» Exercise objective
Your task is to output the entries below word for word.

— START OF Information shown —

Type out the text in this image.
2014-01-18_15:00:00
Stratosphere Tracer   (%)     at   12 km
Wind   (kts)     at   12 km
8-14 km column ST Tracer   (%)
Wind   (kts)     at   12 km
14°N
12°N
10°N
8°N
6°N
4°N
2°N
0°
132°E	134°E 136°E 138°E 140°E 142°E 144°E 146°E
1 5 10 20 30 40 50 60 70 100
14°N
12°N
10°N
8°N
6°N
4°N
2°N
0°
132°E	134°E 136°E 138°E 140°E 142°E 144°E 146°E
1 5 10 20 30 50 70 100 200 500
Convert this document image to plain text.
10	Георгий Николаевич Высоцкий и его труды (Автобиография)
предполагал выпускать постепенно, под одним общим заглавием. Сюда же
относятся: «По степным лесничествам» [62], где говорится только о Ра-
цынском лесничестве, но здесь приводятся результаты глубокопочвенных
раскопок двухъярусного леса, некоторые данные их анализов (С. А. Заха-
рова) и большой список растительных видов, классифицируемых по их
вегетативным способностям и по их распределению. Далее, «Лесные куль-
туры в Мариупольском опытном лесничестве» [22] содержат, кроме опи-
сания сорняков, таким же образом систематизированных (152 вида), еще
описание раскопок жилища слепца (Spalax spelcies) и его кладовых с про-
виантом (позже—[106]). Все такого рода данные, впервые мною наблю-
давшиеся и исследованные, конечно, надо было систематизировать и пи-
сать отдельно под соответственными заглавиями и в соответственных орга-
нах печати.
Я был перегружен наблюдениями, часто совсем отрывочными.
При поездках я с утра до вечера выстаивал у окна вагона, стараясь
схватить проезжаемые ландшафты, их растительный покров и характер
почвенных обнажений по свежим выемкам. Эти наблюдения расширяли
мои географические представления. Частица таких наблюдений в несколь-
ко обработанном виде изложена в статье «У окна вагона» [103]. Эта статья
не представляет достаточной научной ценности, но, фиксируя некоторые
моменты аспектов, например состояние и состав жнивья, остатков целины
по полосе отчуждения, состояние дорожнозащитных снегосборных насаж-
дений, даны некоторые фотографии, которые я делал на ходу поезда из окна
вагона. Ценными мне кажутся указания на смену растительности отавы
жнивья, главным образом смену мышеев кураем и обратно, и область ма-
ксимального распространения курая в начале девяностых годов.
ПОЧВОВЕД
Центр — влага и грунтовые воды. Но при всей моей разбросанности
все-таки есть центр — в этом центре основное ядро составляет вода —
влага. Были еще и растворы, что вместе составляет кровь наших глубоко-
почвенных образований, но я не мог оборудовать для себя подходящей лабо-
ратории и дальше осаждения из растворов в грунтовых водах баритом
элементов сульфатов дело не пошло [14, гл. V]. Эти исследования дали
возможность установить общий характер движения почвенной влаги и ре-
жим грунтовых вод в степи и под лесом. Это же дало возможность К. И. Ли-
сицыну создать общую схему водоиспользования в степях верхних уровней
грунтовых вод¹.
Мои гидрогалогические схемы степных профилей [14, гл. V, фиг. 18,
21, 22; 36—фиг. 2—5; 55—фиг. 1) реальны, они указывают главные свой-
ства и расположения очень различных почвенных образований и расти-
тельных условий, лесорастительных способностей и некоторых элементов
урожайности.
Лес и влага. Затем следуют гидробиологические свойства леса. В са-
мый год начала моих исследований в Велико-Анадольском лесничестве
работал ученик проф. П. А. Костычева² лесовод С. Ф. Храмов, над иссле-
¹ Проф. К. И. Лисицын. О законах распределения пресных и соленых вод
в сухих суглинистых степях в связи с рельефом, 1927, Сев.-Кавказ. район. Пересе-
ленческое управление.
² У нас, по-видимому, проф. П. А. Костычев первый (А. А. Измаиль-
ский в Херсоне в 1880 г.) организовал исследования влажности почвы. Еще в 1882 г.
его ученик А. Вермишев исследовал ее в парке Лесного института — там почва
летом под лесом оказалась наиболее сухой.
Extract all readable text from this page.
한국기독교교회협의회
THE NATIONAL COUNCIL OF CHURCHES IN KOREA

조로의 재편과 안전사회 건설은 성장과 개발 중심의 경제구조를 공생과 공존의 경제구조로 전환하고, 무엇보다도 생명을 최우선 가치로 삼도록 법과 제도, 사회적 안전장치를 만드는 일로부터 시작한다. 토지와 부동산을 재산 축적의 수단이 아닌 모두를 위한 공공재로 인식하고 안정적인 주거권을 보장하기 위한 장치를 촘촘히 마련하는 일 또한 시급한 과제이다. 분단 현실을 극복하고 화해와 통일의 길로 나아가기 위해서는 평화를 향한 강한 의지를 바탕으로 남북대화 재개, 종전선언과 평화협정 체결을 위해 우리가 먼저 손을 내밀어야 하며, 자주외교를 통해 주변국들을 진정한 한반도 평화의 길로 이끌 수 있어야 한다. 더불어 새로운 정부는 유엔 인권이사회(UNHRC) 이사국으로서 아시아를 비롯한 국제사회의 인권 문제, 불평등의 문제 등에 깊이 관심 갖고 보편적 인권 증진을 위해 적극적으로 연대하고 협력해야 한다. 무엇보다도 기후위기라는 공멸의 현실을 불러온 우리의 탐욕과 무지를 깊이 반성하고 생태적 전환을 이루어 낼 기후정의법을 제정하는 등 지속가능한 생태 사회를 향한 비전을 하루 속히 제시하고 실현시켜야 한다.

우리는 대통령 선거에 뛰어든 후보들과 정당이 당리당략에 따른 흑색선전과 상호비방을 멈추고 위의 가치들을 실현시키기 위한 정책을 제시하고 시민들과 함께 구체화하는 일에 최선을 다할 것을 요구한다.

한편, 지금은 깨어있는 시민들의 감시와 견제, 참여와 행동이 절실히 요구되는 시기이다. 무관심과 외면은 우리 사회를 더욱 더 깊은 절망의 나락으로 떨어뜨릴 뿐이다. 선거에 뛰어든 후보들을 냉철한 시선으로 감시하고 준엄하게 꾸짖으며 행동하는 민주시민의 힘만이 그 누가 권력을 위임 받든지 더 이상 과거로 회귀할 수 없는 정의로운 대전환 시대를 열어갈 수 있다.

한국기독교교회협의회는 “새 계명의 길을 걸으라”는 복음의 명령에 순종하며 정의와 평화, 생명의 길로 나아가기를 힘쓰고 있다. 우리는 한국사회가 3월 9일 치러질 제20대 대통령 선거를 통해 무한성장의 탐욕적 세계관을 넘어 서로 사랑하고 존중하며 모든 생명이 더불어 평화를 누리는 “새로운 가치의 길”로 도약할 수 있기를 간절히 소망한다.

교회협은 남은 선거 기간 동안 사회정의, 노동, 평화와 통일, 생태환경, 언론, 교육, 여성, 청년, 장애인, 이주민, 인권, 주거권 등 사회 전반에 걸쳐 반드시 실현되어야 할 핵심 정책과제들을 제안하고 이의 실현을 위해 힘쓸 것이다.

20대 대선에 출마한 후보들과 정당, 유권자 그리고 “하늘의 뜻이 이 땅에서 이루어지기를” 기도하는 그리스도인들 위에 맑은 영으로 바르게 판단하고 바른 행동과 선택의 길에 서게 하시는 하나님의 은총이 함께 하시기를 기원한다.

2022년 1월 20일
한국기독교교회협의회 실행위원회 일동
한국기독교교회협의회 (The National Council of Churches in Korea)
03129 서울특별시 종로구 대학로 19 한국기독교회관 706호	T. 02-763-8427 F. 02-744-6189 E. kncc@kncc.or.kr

— END OF Information shown —

» Finished exercise
Type out the text in this image.
2014-01-18_15:00:00
Stratosphere Tracer   (%)     at   12 km
Wind   (kts)     at   12 km
8-14 km column ST Tracer   (%)
Wind   (kts)     at   12 km
14°N
12°N
10°N
8°N
6°N
4°N
2°N
0°
132°E	134°E 136°E 138°E 140°E 142°E 144°E 146°E
1 5 10 20 30 40 50 60 70 100
14°N
12°N
10°N
8°N
6°N
4°N
2°N
0°
132°E	134°E 136°E 138°E 140°E 142°E 144°E 146°E
1 5 10 20 30 50 70 100 200 500
Convert this document image to plain text.
10	Георгий Николаевич Высоцкий и его труды (Автобиография)
предполагал выпускать постепенно, под одним общим заглавием. Сюда же
относятся: «По степным лесничествам» [62], где говорится только о Ра-
цынском лесничестве, но здесь приводятся результаты глубокопочвенных
раскопок двухъярусного леса, некоторые данные их анализов (С. А. Заха-
рова) и большой список растительных видов, классифицируемых по их
вегетативным способностям и по их распределению. Далее, «Лесные куль-
туры в Мариупольском опытном лесничестве» [22] содержат, кроме опи-
сания сорняков, таким же образом систематизированных (152 вида), еще
описание раскопок жилища слепца (Spalax spelcies) и его кладовых с про-
виантом (позже—[106]). Все такого рода данные, впервые мною наблю-
давшиеся и исследованные, конечно, надо было систематизировать и пи-
сать отдельно под соответственными заглавиями и в соответственных орга-
нах печати.
Я был перегружен наблюдениями, часто совсем отрывочными.
При поездках я с утра до вечера выстаивал у окна вагона, стараясь
схватить проезжаемые ландшафты, их растительный покров и характер
почвенных обнажений по свежим выемкам. Эти наблюдения расширяли
мои географические представления. Частица таких наблюдений в несколь-
ко обработанном виде изложена в статье «У окна вагона» [103]. Эта статья
не представляет достаточной научной ценности, но, фиксируя некоторые
моменты аспектов, например состояние и состав жнивья, остатков целины
по полосе отчуждения, состояние дорожнозащитных снегосборных насаж-
дений, даны некоторые фотографии, которые я делал на ходу поезда из окна
вагона. Ценными мне кажутся указания на смену растительности отавы
жнивья, главным образом смену мышеев кураем и обратно, и область ма-
ксимального распространения курая в начале девяностых годов.
ПОЧВОВЕД
Центр — влага и грунтовые воды. Но при всей моей разбросанности
все-таки есть центр — в этом центре основное ядро составляет вода —
влага. Были еще и растворы, что вместе составляет кровь наших глубоко-
почвенных образований, но я не мог оборудовать для себя подходящей лабо-
ратории и дальше осаждения из растворов в грунтовых водах баритом
элементов сульфатов дело не пошло [14, гл. V]. Эти исследования дали
возможность установить общий характер движения почвенной влаги и ре-
жим грунтовых вод в степи и под лесом. Это же дало возможность К. И. Ли-
сицыну создать общую схему водоиспользования в степях верхних уровней
грунтовых вод¹.
Мои гидрогалогические схемы степных профилей [14, гл. V, фиг. 18,
21, 22; 36—фиг. 2—5; 55—фиг. 1) реальны, они указывают главные свой-
ства и расположения очень различных почвенных образований и расти-
тельных условий, лесорастительных способностей и некоторых элементов
урожайности.
Лес и влага. Затем следуют гидробиологические свойства леса. В са-
мый год начала моих исследований в Велико-Анадольском лесничестве
работал ученик проф. П. А. Костычева² лесовод С. Ф. Храмов, над иссле-
¹ Проф. К. И. Лисицын. О законах распределения пресных и соленых вод
в сухих суглинистых степях в связи с рельефом, 1927, Сев.-Кавказ. район. Пересе-
ленческое управление.
² У нас, по-видимому, проф. П. А. Костычев первый (А. А. Измаиль-
ский в Херсоне в 1880 г.) организовал исследования влажности почвы. Еще в 1882 г.
его ученик А. Вермишев исследовал ее в парке Лесного института — там почва
летом под лесом оказалась наиболее сухой.
Extract all readable text from this page.
한국기독교교회협의회
THE NATIONAL COUNCIL OF CHURCHES IN KOREA

조로의 재편과 안전사회 건설은 성장과 개발 중심의 경제구조를 공생과 공존의 경제구조로 전환하고, 무엇보다도 생명을 최우선 가치로 삼도록 법과 제도, 사회적 안전장치를 만드는 일로부터 시작한다. 토지와 부동산을 재산 축적의 수단이 아닌 모두를 위한 공공재로 인식하고 안정적인 주거권을 보장하기 위한 장치를 촘촘히 마련하는 일 또한 시급한 과제이다. 분단 현실을 극복하고 화해와 통일의 길로 나아가기 위해서는 평화를 향한 강한 의지를 바탕으로 남북대화 재개, 종전선언과 평화협정 체결을 위해 우리가 먼저 손을 내밀어야 하며, 자주외교를 통해 주변국들을 진정한 한반도 평화의 길로 이끌 수 있어야 한다. 더불어 새로운 정부는 유엔 인권이사회(UNHRC) 이사국으로서 아시아를 비롯한 국제사회의 인권 문제, 불평등의 문제 등에 깊이 관심 갖고 보편적 인권 증진을 위해 적극적으로 연대하고 협력해야 한다. 무엇보다도 기후위기라는 공멸의 현실을 불러온 우리의 탐욕과 무지를 깊이 반성하고 생태적 전환을 이루어 낼 기후정의법을 제정하는 등 지속가능한 생태 사회를 향한 비전을 하루 속히 제시하고 실현시켜야 한다.

우리는 대통령 선거에 뛰어든 후보들과 정당이 당리당략에 따른 흑색선전과 상호비방을 멈추고 위의 가치들을 실현시키기 위한 정책을 제시하고 시민들과 함께 구체화하는 일에 최선을 다할 것을 요구한다.

한편, 지금은 깨어있는 시민들의 감시와 견제, 참여와 행동이 절실히 요구되는 시기이다. 무관심과 외면은 우리 사회를 더욱 더 깊은 절망의 나락으로 떨어뜨릴 뿐이다. 선거에 뛰어든 후보들을 냉철한 시선으로 감시하고 준엄하게 꾸짖으며 행동하는 민주시민의 힘만이 그 누가 권력을 위임 받든지 더 이상 과거로 회귀할 수 없는 정의로운 대전환 시대를 열어갈 수 있다.

한국기독교교회협의회는 “새 계명의 길을 걸으라”는 복음의 명령에 순종하며 정의와 평화, 생명의 길로 나아가기를 힘쓰고 있다. 우리는 한국사회가 3월 9일 치러질 제20대 대통령 선거를 통해 무한성장의 탐욕적 세계관을 넘어 서로 사랑하고 존중하며 모든 생명이 더불어 평화를 누리는 “새로운 가치의 길”로 도약할 수 있기를 간절히 소망한다.

교회협은 남은 선거 기간 동안 사회정의, 노동, 평화와 통일, 생태환경, 언론, 교육, 여성, 청년, 장애인, 이주민, 인권, 주거권 등 사회 전반에 걸쳐 반드시 실현되어야 할 핵심 정책과제들을 제안하고 이의 실현을 위해 힘쓸 것이다.

20대 대선에 출마한 후보들과 정당, 유권자 그리고 “하늘의 뜻이 이 땅에서 이루어지기를” 기도하는 그리스도인들 위에 맑은 영으로 바르게 판단하고 바른 행동과 선택의 길에 서게 하시는 하나님의 은총이 함께 하시기를 기원한다.

2022년 1월 20일
한국기독교교회협의회 실행위원회 일동
한국기독교교회협의회 (The National Council of Churches in Korea)
03129 서울특별시 종로구 대학로 19 한국기독교회관 706호	T. 02-763-8427 F. 02-744-6189 E. kncc@kncc.or.kr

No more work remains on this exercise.